** Begin Listing **
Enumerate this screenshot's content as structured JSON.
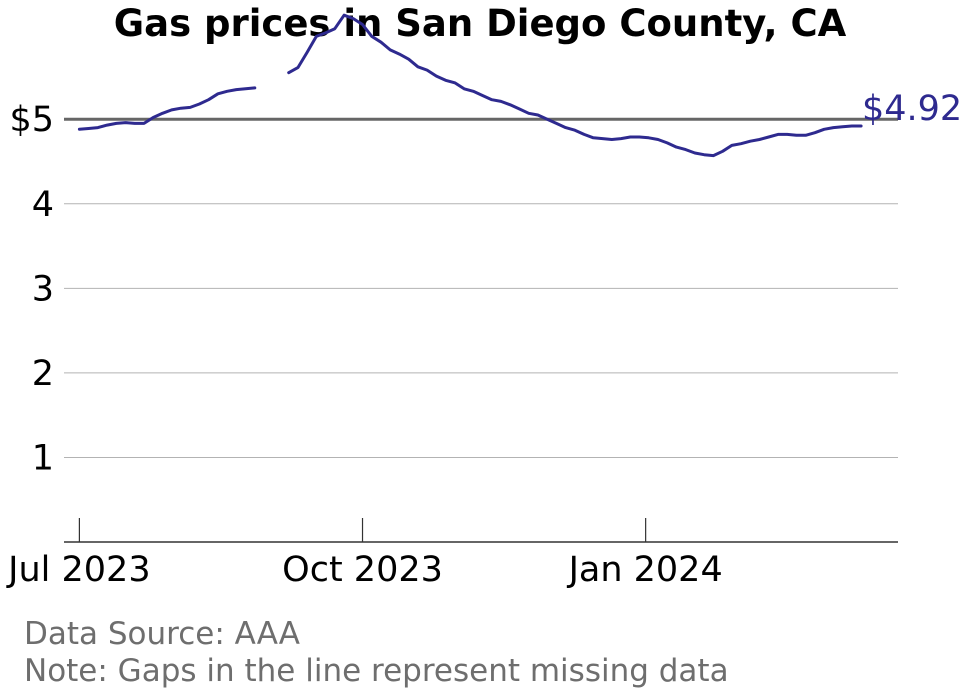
{
  "chart_data": {
    "type": "line",
    "title": "Gas prices in San Diego County, CA",
    "xlabel": "",
    "ylabel": "",
    "y_ticks": [
      {
        "value": 5,
        "label": "$5"
      },
      {
        "value": 4,
        "label": "4"
      },
      {
        "value": 3,
        "label": "3"
      },
      {
        "value": 2,
        "label": "2"
      },
      {
        "value": 1,
        "label": "1"
      }
    ],
    "ylim": [
      0,
      5.7
    ],
    "xlim": [
      "2023-06-26",
      "2024-03-23"
    ],
    "x_ticks": [
      {
        "date": "2023-07-01",
        "label": "Jul 2023"
      },
      {
        "date": "2023-10-01",
        "label": "Oct 2023"
      },
      {
        "date": "2024-01-01",
        "label": "Jan 2024"
      }
    ],
    "reference_line": {
      "value": 5,
      "color": "#666666"
    },
    "last_value_label": "$4.92",
    "grid": true,
    "series": [
      {
        "color": "#2e2a8f",
        "segments": [
          [
            [
              "2023-07-01",
              4.88
            ],
            [
              "2023-07-04",
              4.89
            ],
            [
              "2023-07-07",
              4.9
            ],
            [
              "2023-07-10",
              4.93
            ],
            [
              "2023-07-13",
              4.95
            ],
            [
              "2023-07-16",
              4.96
            ],
            [
              "2023-07-19",
              4.95
            ],
            [
              "2023-07-22",
              4.95
            ],
            [
              "2023-07-25",
              5.02
            ],
            [
              "2023-07-28",
              5.07
            ],
            [
              "2023-07-31",
              5.11
            ],
            [
              "2023-08-03",
              5.13
            ],
            [
              "2023-08-06",
              5.14
            ],
            [
              "2023-08-09",
              5.18
            ],
            [
              "2023-08-12",
              5.23
            ],
            [
              "2023-08-15",
              5.3
            ],
            [
              "2023-08-18",
              5.33
            ],
            [
              "2023-08-21",
              5.35
            ],
            [
              "2023-08-24",
              5.36
            ],
            [
              "2023-08-27",
              5.37
            ]
          ],
          [
            [
              "2023-09-07",
              5.55
            ],
            [
              "2023-09-10",
              5.61
            ],
            [
              "2023-09-13",
              5.79
            ],
            [
              "2023-09-16",
              5.98
            ],
            [
              "2023-09-19",
              6.02
            ],
            [
              "2023-09-22",
              6.07
            ],
            [
              "2023-09-25",
              6.23
            ],
            [
              "2023-09-28",
              6.19
            ],
            [
              "2023-10-01",
              6.12
            ],
            [
              "2023-10-04",
              5.98
            ],
            [
              "2023-10-07",
              5.91
            ],
            [
              "2023-10-10",
              5.82
            ],
            [
              "2023-10-13",
              5.77
            ],
            [
              "2023-10-16",
              5.71
            ],
            [
              "2023-10-19",
              5.62
            ],
            [
              "2023-10-22",
              5.58
            ],
            [
              "2023-10-25",
              5.51
            ],
            [
              "2023-10-28",
              5.46
            ],
            [
              "2023-10-31",
              5.43
            ],
            [
              "2023-11-03",
              5.36
            ],
            [
              "2023-11-06",
              5.33
            ],
            [
              "2023-11-09",
              5.28
            ],
            [
              "2023-11-12",
              5.23
            ],
            [
              "2023-11-15",
              5.21
            ],
            [
              "2023-11-18",
              5.17
            ],
            [
              "2023-11-21",
              5.12
            ],
            [
              "2023-11-24",
              5.07
            ],
            [
              "2023-11-27",
              5.05
            ],
            [
              "2023-11-30",
              5.0
            ],
            [
              "2023-12-03",
              4.95
            ],
            [
              "2023-12-06",
              4.9
            ],
            [
              "2023-12-09",
              4.87
            ],
            [
              "2023-12-12",
              4.82
            ],
            [
              "2023-12-15",
              4.78
            ],
            [
              "2023-12-18",
              4.77
            ],
            [
              "2023-12-21",
              4.76
            ],
            [
              "2023-12-24",
              4.77
            ],
            [
              "2023-12-27",
              4.79
            ],
            [
              "2023-12-30",
              4.79
            ],
            [
              "2024-01-02",
              4.78
            ],
            [
              "2024-01-05",
              4.76
            ],
            [
              "2024-01-08",
              4.72
            ],
            [
              "2024-01-11",
              4.67
            ],
            [
              "2024-01-14",
              4.64
            ],
            [
              "2024-01-17",
              4.6
            ],
            [
              "2024-01-20",
              4.58
            ],
            [
              "2024-01-23",
              4.57
            ],
            [
              "2024-01-26",
              4.62
            ],
            [
              "2024-01-29",
              4.69
            ],
            [
              "2024-02-01",
              4.71
            ],
            [
              "2024-02-04",
              4.74
            ],
            [
              "2024-02-07",
              4.76
            ],
            [
              "2024-02-10",
              4.79
            ],
            [
              "2024-02-13",
              4.82
            ],
            [
              "2024-02-16",
              4.82
            ],
            [
              "2024-02-19",
              4.81
            ],
            [
              "2024-02-22",
              4.81
            ],
            [
              "2024-02-25",
              4.84
            ],
            [
              "2024-02-28",
              4.88
            ],
            [
              "2024-03-02",
              4.9
            ],
            [
              "2024-03-05",
              4.91
            ],
            [
              "2024-03-08",
              4.92
            ],
            [
              "2024-03-11",
              4.92
            ]
          ]
        ]
      }
    ]
  },
  "notes": {
    "source": "Data Source: AAA",
    "gaps": "Note: Gaps in the line represent missing data"
  }
}
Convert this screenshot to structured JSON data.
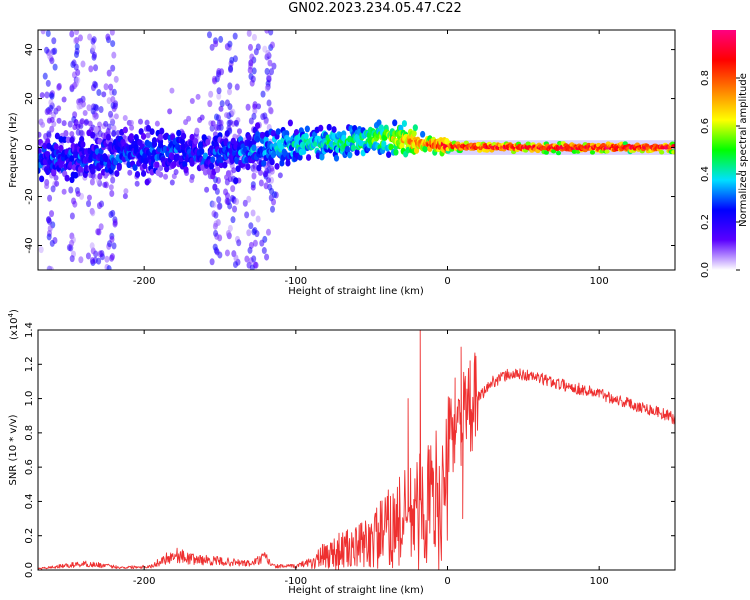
{
  "title": "GN02.2023.234.05.47.C22",
  "colors": {
    "signal_line": "#ee3030",
    "axis": "#000000"
  },
  "chart_data": [
    {
      "type": "heatmap",
      "title": "GN02.2023.234.05.47.C22",
      "xlabel": "Height of straight line (km)",
      "ylabel": "Frequency (Hz)",
      "xlim": [
        -270,
        150
      ],
      "ylim": [
        -50,
        48
      ],
      "xticks": [
        -200,
        -100,
        0,
        100
      ],
      "yticks": [
        -40,
        -20,
        0,
        20,
        40
      ],
      "colorbar": {
        "label": "Normalized spectral amplitude",
        "range": [
          0,
          1
        ],
        "ticks": [
          "0.0",
          "0.2",
          "0.4",
          "0.6",
          "0.8"
        ],
        "stops": [
          "#ffffff",
          "#5a00ff",
          "#0000ff",
          "#00e0ff",
          "#00ff00",
          "#ffff00",
          "#ff8000",
          "#ff0000",
          "#ff0080"
        ]
      },
      "ridge": [
        {
          "x": -260,
          "f": -5
        },
        {
          "x": -240,
          "f": -4
        },
        {
          "x": -220,
          "f": -3
        },
        {
          "x": -200,
          "f": -2
        },
        {
          "x": -180,
          "f": -1
        },
        {
          "x": -160,
          "f": -3
        },
        {
          "x": -140,
          "f": -2
        },
        {
          "x": -120,
          "f": 0
        },
        {
          "x": -100,
          "f": 1
        },
        {
          "x": -80,
          "f": 2
        },
        {
          "x": -60,
          "f": 3
        },
        {
          "x": -40,
          "f": 4
        },
        {
          "x": -20,
          "f": 2
        },
        {
          "x": 0,
          "f": 0.5
        },
        {
          "x": 50,
          "f": 0
        },
        {
          "x": 100,
          "f": 0
        },
        {
          "x": 150,
          "f": 0
        }
      ],
      "ridge_amplitude": [
        {
          "x": -270,
          "a": 0.25
        },
        {
          "x": -150,
          "a": 0.25
        },
        {
          "x": -110,
          "a": 0.35
        },
        {
          "x": -70,
          "a": 0.45
        },
        {
          "x": -40,
          "a": 0.55
        },
        {
          "x": -20,
          "a": 0.75
        },
        {
          "x": 0,
          "a": 0.9
        },
        {
          "x": 150,
          "a": 0.95
        }
      ],
      "noise_columns_x": [
        -262,
        -245,
        -232,
        -222,
        -152,
        -143,
        -128,
        -118
      ]
    },
    {
      "type": "line",
      "xlabel": "Height of straight line (km)",
      "ylabel": "SNR (10 * v/v)",
      "scale_label": "(x10",
      "scale_exponent": "4",
      "xlim": [
        -270,
        150
      ],
      "ylim": [
        0,
        1.4
      ],
      "xticks": [
        -200,
        -100,
        0,
        100
      ],
      "yticks": [
        0.0,
        0.2,
        0.4,
        0.6,
        0.8,
        1.0,
        1.2,
        1.4
      ],
      "series": [
        {
          "name": "SNR",
          "envelope": [
            {
              "x": -270,
              "y": 0.01
            },
            {
              "x": -255,
              "y": 0.03
            },
            {
              "x": -240,
              "y": 0.05
            },
            {
              "x": -230,
              "y": 0.04
            },
            {
              "x": -215,
              "y": 0.02
            },
            {
              "x": -195,
              "y": 0.03
            },
            {
              "x": -185,
              "y": 0.1
            },
            {
              "x": -178,
              "y": 0.12
            },
            {
              "x": -170,
              "y": 0.09
            },
            {
              "x": -150,
              "y": 0.07
            },
            {
              "x": -130,
              "y": 0.05
            },
            {
              "x": -120,
              "y": 0.1
            },
            {
              "x": -115,
              "y": 0.03
            },
            {
              "x": -100,
              "y": 0.03
            },
            {
              "x": -90,
              "y": 0.07
            },
            {
              "x": -80,
              "y": 0.15
            },
            {
              "x": -70,
              "y": 0.2
            },
            {
              "x": -60,
              "y": 0.22
            },
            {
              "x": -50,
              "y": 0.3
            },
            {
              "x": -40,
              "y": 0.4
            },
            {
              "x": -30,
              "y": 0.5
            },
            {
              "x": -20,
              "y": 0.58
            },
            {
              "x": -10,
              "y": 0.7
            },
            {
              "x": 0,
              "y": 0.78
            },
            {
              "x": 10,
              "y": 0.88
            },
            {
              "x": 20,
              "y": 1.0
            },
            {
              "x": 30,
              "y": 1.1
            },
            {
              "x": 40,
              "y": 1.14
            },
            {
              "x": 50,
              "y": 1.14
            },
            {
              "x": 60,
              "y": 1.12
            },
            {
              "x": 80,
              "y": 1.07
            },
            {
              "x": 100,
              "y": 1.03
            },
            {
              "x": 120,
              "y": 0.97
            },
            {
              "x": 140,
              "y": 0.92
            },
            {
              "x": 150,
              "y": 0.88
            }
          ],
          "spikes": [
            {
              "x": -18,
              "y": 1.4
            },
            {
              "x": 9,
              "y": 1.3
            },
            {
              "x": -26,
              "y": 1.0
            },
            {
              "x": 5,
              "y": 1.12
            },
            {
              "x": 10,
              "y": 0.3
            },
            {
              "x": -8,
              "y": 0.15
            }
          ]
        }
      ]
    }
  ]
}
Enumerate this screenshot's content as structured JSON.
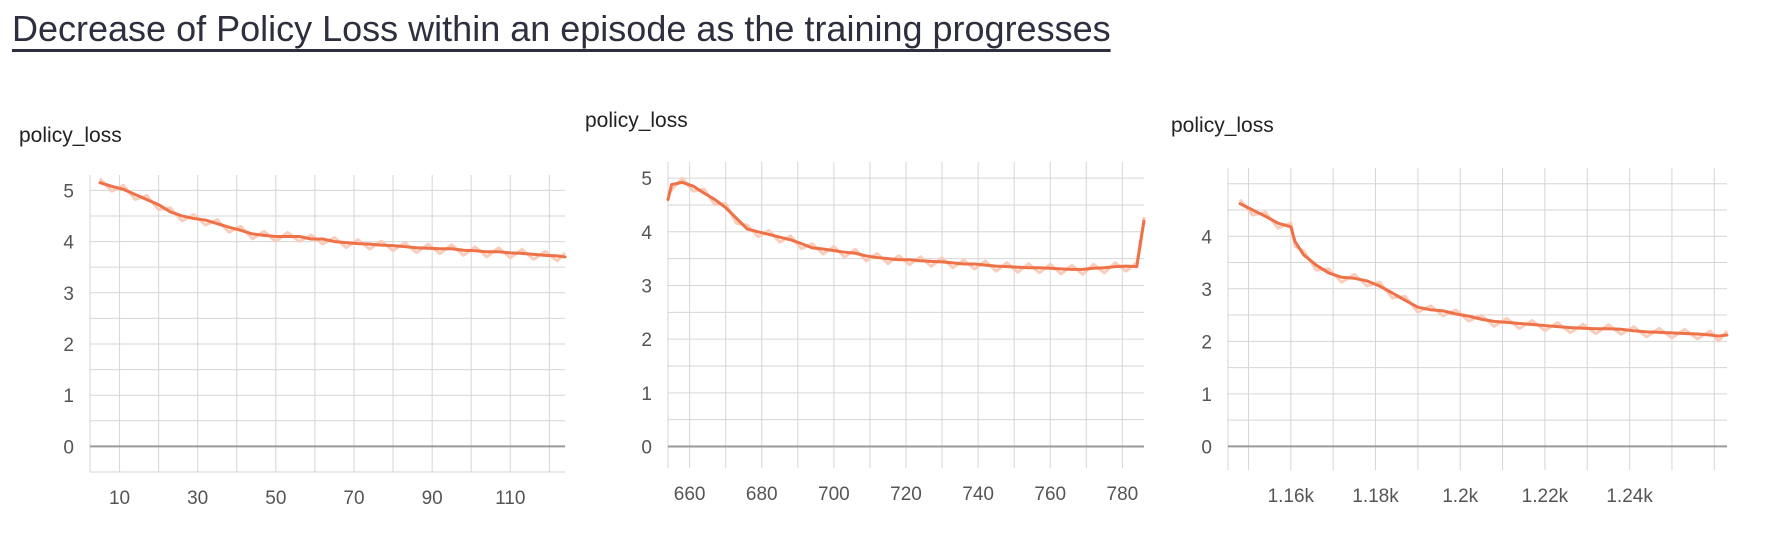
{
  "page": {
    "title": "Decrease of Policy Loss within an episode as the training progresses"
  },
  "colors": {
    "line": "#ee7148",
    "line_light": "#f9cdbb",
    "grid": "#d6d6d6",
    "baseline": "#9a9a9a"
  },
  "chart_data": [
    {
      "type": "line",
      "title": "policy_loss",
      "xlabel": "",
      "ylabel": "",
      "xlim": [
        5,
        124
      ],
      "ylim": [
        -0.5,
        5.3
      ],
      "xticks": [
        10,
        30,
        50,
        70,
        90,
        110
      ],
      "xtick_labels": [
        "10",
        "30",
        "50",
        "70",
        "90",
        "110"
      ],
      "yticks": [
        0,
        1,
        2,
        3,
        4,
        5
      ],
      "ytick_labels": [
        "0",
        "1",
        "2",
        "3",
        "4",
        "5"
      ],
      "grid": true,
      "series": [
        {
          "x": [
            5,
            8,
            11,
            14,
            17,
            20,
            23,
            26,
            29,
            32,
            35,
            38,
            41,
            44,
            47,
            50,
            53,
            56,
            59,
            62,
            65,
            68,
            71,
            74,
            77,
            80,
            83,
            86,
            89,
            92,
            95,
            98,
            101,
            104,
            107,
            110,
            113,
            116,
            119,
            122,
            124
          ],
          "y": [
            5.15,
            5.08,
            5.02,
            4.92,
            4.82,
            4.72,
            4.58,
            4.5,
            4.45,
            4.42,
            4.35,
            4.28,
            4.22,
            4.15,
            4.12,
            4.1,
            4.1,
            4.1,
            4.05,
            4.05,
            4.0,
            3.98,
            3.96,
            3.95,
            3.93,
            3.92,
            3.9,
            3.88,
            3.87,
            3.86,
            3.86,
            3.83,
            3.82,
            3.8,
            3.8,
            3.78,
            3.77,
            3.75,
            3.73,
            3.72,
            3.7
          ]
        }
      ]
    },
    {
      "type": "line",
      "title": "policy_loss",
      "xlabel": "",
      "ylabel": "",
      "xlim": [
        654,
        786
      ],
      "ylim": [
        -0.4,
        5.3
      ],
      "xticks": [
        660,
        680,
        700,
        720,
        740,
        760,
        780
      ],
      "xtick_labels": [
        "660",
        "680",
        "700",
        "720",
        "740",
        "760",
        "780"
      ],
      "yticks": [
        0,
        1,
        2,
        3,
        4,
        5
      ],
      "ytick_labels": [
        "0",
        "1",
        "2",
        "3",
        "4",
        "5"
      ],
      "grid": true,
      "series": [
        {
          "x": [
            654,
            655,
            658,
            661,
            664,
            667,
            670,
            673,
            676,
            679,
            682,
            685,
            688,
            691,
            694,
            697,
            700,
            703,
            706,
            709,
            712,
            715,
            718,
            721,
            724,
            727,
            730,
            733,
            736,
            739,
            742,
            745,
            748,
            751,
            754,
            757,
            760,
            763,
            766,
            769,
            772,
            775,
            778,
            781,
            784,
            785,
            786
          ],
          "y": [
            4.6,
            4.88,
            4.92,
            4.85,
            4.72,
            4.6,
            4.45,
            4.25,
            4.05,
            4.0,
            3.95,
            3.9,
            3.85,
            3.78,
            3.7,
            3.68,
            3.65,
            3.62,
            3.6,
            3.55,
            3.52,
            3.5,
            3.48,
            3.48,
            3.46,
            3.45,
            3.44,
            3.42,
            3.4,
            3.4,
            3.38,
            3.36,
            3.35,
            3.34,
            3.33,
            3.33,
            3.32,
            3.31,
            3.3,
            3.3,
            3.32,
            3.33,
            3.35,
            3.36,
            3.35,
            3.8,
            4.2
          ]
        }
      ]
    },
    {
      "type": "line",
      "title": "policy_loss",
      "xlabel": "",
      "ylabel": "",
      "xlim": [
        1148,
        1263
      ],
      "ylim": [
        -0.45,
        5.3
      ],
      "xticks": [
        1160,
        1180,
        1200,
        1220,
        1240
      ],
      "xtick_labels": [
        "1.16k",
        "1.18k",
        "1.2k",
        "1.22k",
        "1.24k"
      ],
      "yticks": [
        0,
        1,
        2,
        3,
        4
      ],
      "ytick_labels": [
        "0",
        "1",
        "2",
        "3",
        "4"
      ],
      "grid": true,
      "series": [
        {
          "x": [
            1148,
            1151,
            1154,
            1157,
            1160,
            1161,
            1163,
            1166,
            1169,
            1172,
            1175,
            1178,
            1181,
            1184,
            1187,
            1190,
            1193,
            1196,
            1199,
            1202,
            1205,
            1208,
            1211,
            1214,
            1217,
            1220,
            1223,
            1226,
            1229,
            1232,
            1235,
            1238,
            1241,
            1244,
            1247,
            1250,
            1253,
            1256,
            1259,
            1261,
            1263
          ],
          "y": [
            4.62,
            4.5,
            4.38,
            4.25,
            4.18,
            3.9,
            3.65,
            3.45,
            3.3,
            3.22,
            3.2,
            3.15,
            3.05,
            2.92,
            2.78,
            2.65,
            2.6,
            2.58,
            2.52,
            2.48,
            2.42,
            2.38,
            2.36,
            2.34,
            2.32,
            2.3,
            2.28,
            2.26,
            2.25,
            2.24,
            2.24,
            2.23,
            2.2,
            2.18,
            2.17,
            2.16,
            2.15,
            2.14,
            2.12,
            2.1,
            2.12
          ]
        }
      ]
    }
  ]
}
** End Listing **
__Your task__: Write out every line of the data that holds the word "date".

__Problem solution__:
        "date": "2023-07-01",
        "date": "2023-10-01",
        "date": "2024-01-01",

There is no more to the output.